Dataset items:
## start

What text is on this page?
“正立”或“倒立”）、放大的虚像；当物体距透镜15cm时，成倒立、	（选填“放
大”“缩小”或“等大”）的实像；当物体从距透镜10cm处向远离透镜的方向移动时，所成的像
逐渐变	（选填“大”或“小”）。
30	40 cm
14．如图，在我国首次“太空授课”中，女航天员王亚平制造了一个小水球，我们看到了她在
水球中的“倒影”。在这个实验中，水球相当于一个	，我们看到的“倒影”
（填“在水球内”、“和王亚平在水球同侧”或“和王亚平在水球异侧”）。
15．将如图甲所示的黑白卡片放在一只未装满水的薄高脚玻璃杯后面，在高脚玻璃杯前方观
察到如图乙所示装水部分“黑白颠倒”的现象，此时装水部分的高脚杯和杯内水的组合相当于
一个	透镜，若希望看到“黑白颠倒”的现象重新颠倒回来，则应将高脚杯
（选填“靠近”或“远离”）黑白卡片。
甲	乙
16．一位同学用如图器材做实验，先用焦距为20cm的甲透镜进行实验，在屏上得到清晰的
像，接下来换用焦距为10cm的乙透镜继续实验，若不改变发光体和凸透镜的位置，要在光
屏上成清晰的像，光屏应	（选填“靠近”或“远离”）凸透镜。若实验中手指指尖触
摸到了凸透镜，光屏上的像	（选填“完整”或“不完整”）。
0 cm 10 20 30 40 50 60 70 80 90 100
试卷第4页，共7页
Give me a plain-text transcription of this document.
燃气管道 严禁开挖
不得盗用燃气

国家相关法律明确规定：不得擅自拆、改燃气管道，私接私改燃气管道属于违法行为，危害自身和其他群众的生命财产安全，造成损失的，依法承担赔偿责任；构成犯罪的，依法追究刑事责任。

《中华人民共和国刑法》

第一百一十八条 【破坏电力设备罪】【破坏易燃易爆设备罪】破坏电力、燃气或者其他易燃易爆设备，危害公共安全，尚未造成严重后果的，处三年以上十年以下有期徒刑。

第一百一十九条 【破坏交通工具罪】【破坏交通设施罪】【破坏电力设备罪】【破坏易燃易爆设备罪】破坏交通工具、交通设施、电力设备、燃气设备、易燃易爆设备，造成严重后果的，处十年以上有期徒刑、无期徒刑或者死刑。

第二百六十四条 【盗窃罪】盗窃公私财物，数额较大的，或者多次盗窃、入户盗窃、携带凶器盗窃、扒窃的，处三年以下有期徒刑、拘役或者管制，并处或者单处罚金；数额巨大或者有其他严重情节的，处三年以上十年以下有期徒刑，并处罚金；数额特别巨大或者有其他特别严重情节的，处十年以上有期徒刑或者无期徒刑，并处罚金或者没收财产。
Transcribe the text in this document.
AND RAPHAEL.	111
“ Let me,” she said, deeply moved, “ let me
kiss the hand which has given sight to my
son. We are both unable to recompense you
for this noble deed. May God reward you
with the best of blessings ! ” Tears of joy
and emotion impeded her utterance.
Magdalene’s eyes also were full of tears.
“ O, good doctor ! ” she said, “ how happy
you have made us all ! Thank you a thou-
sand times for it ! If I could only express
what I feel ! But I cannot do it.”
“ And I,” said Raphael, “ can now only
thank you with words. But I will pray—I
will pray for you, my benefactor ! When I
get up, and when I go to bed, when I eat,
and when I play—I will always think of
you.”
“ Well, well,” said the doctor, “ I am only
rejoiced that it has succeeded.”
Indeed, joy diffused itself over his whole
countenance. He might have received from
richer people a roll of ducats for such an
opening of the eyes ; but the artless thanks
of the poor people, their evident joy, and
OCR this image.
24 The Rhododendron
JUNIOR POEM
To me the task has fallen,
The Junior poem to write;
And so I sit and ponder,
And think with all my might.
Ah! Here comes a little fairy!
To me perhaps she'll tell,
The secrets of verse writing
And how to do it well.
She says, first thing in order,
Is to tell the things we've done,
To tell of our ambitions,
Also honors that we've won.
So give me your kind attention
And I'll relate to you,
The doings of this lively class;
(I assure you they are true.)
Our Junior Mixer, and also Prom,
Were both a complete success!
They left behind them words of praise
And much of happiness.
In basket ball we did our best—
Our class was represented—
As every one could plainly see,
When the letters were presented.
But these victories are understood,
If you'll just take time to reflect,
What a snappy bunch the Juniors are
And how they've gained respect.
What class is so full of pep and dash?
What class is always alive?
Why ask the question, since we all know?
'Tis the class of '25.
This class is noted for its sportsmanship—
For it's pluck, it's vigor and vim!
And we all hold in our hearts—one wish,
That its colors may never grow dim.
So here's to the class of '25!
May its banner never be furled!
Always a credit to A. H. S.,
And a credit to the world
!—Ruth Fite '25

## end

TASK BRIEF: Without leaving anything out, give the entries again exactly.

THE RESULT:
What text is on this page?
“正立”或“倒立”）、放大的虚像；当物体距透镜15cm时，成倒立、	（选填“放
大”“缩小”或“等大”）的实像；当物体从距透镜10cm处向远离透镜的方向移动时，所成的像
逐渐变	（选填“大”或“小”）。
30	40 cm
14．如图，在我国首次“太空授课”中，女航天员王亚平制造了一个小水球，我们看到了她在
水球中的“倒影”。在这个实验中，水球相当于一个	，我们看到的“倒影”
（填“在水球内”、“和王亚平在水球同侧”或“和王亚平在水球异侧”）。
15．将如图甲所示的黑白卡片放在一只未装满水的薄高脚玻璃杯后面，在高脚玻璃杯前方观
察到如图乙所示装水部分“黑白颠倒”的现象，此时装水部分的高脚杯和杯内水的组合相当于
一个	透镜，若希望看到“黑白颠倒”的现象重新颠倒回来，则应将高脚杯
（选填“靠近”或“远离”）黑白卡片。
甲	乙
16．一位同学用如图器材做实验，先用焦距为20cm的甲透镜进行实验，在屏上得到清晰的
像，接下来换用焦距为10cm的乙透镜继续实验，若不改变发光体和凸透镜的位置，要在光
屏上成清晰的像，光屏应	（选填“靠近”或“远离”）凸透镜。若实验中手指指尖触
摸到了凸透镜，光屏上的像	（选填“完整”或“不完整”）。
0 cm 10 20 30 40 50 60 70 80 90 100
试卷第4页，共7页
Give me a plain-text transcription of this document.
燃气管道 严禁开挖
不得盗用燃气

国家相关法律明确规定：不得擅自拆、改燃气管道，私接私改燃气管道属于违法行为，危害自身和其他群众的生命财产安全，造成损失的，依法承担赔偿责任；构成犯罪的，依法追究刑事责任。

《中华人民共和国刑法》

第一百一十八条 【破坏电力设备罪】【破坏易燃易爆设备罪】破坏电力、燃气或者其他易燃易爆设备，危害公共安全，尚未造成严重后果的，处三年以上十年以下有期徒刑。

第一百一十九条 【破坏交通工具罪】【破坏交通设施罪】【破坏电力设备罪】【破坏易燃易爆设备罪】破坏交通工具、交通设施、电力设备、燃气设备、易燃易爆设备，造成严重后果的，处十年以上有期徒刑、无期徒刑或者死刑。

第二百六十四条 【盗窃罪】盗窃公私财物，数额较大的，或者多次盗窃、入户盗窃、携带凶器盗窃、扒窃的，处三年以下有期徒刑、拘役或者管制，并处或者单处罚金；数额巨大或者有其他严重情节的，处三年以上十年以下有期徒刑，并处罚金；数额特别巨大或者有其他特别严重情节的，处十年以上有期徒刑或者无期徒刑，并处罚金或者没收财产。
Transcribe the text in this document.
AND RAPHAEL.	111
“ Let me,” she said, deeply moved, “ let me
kiss the hand which has given sight to my
son. We are both unable to recompense you
for this noble deed. May God reward you
with the best of blessings ! ” Tears of joy
and emotion impeded her utterance.
Magdalene’s eyes also were full of tears.
“ O, good doctor ! ” she said, “ how happy
you have made us all ! Thank you a thou-
sand times for it ! If I could only express
what I feel ! But I cannot do it.”
“ And I,” said Raphael, “ can now only
thank you with words. But I will pray—I
will pray for you, my benefactor ! When I
get up, and when I go to bed, when I eat,
and when I play—I will always think of
you.”
“ Well, well,” said the doctor, “ I am only
rejoiced that it has succeeded.”
Indeed, joy diffused itself over his whole
countenance. He might have received from
richer people a roll of ducats for such an
opening of the eyes ; but the artless thanks
of the poor people, their evident joy, and
OCR this image.
24 The Rhododendron
JUNIOR POEM
To me the task has fallen,
The Junior poem to write;
And so I sit and ponder,
And think with all my might.
Ah! Here comes a little fairy!
To me perhaps she'll tell,
The secrets of verse writing
And how to do it well.
She says, first thing in order,
Is to tell the things we've done,
To tell of our ambitions,
Also honors that we've won.
So give me your kind attention
And I'll relate to you,
The doings of this lively class;
(I assure you they are true.)
Our Junior Mixer, and also Prom,
Were both a complete success!
They left behind them words of praise
And much of happiness.
In basket ball we did our best—
Our class was represented—
As every one could plainly see,
When the letters were presented.
But these victories are understood,
If you'll just take time to reflect,
What a snappy bunch the Juniors are
And how they've gained respect.
What class is so full of pep and dash?
What class is always alive?
Why ask the question, since we all know?
'Tis the class of '25.
This class is noted for its sportsmanship—
For it's pluck, it's vigor and vim!
And we all hold in our hearts—one wish,
That its colors may never grow dim.
So here's to the class of '25!
May its banner never be furled!
Always a credit to A. H. S.,
And a credit to the world
!—Ruth Fite '25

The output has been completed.